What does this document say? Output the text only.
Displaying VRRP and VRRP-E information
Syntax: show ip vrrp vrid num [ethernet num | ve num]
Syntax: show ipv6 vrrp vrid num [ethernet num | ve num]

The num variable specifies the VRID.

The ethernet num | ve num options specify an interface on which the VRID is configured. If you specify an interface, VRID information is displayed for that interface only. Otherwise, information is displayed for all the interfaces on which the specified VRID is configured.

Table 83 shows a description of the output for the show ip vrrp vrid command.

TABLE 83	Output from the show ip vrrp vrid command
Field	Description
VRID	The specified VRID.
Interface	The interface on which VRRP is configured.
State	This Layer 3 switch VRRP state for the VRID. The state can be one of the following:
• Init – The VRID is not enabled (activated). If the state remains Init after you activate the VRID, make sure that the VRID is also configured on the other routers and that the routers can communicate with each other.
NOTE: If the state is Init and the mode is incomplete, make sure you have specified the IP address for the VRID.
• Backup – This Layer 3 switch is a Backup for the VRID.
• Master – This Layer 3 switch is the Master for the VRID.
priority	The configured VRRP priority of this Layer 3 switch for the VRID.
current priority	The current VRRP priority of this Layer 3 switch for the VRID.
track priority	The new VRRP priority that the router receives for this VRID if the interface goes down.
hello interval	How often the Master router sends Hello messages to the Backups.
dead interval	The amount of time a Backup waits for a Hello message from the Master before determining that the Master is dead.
───
• [What to do]: How many lines in the records above contain the word "priority"? Reply with the number and nothing more.

• [Result of this task]: 3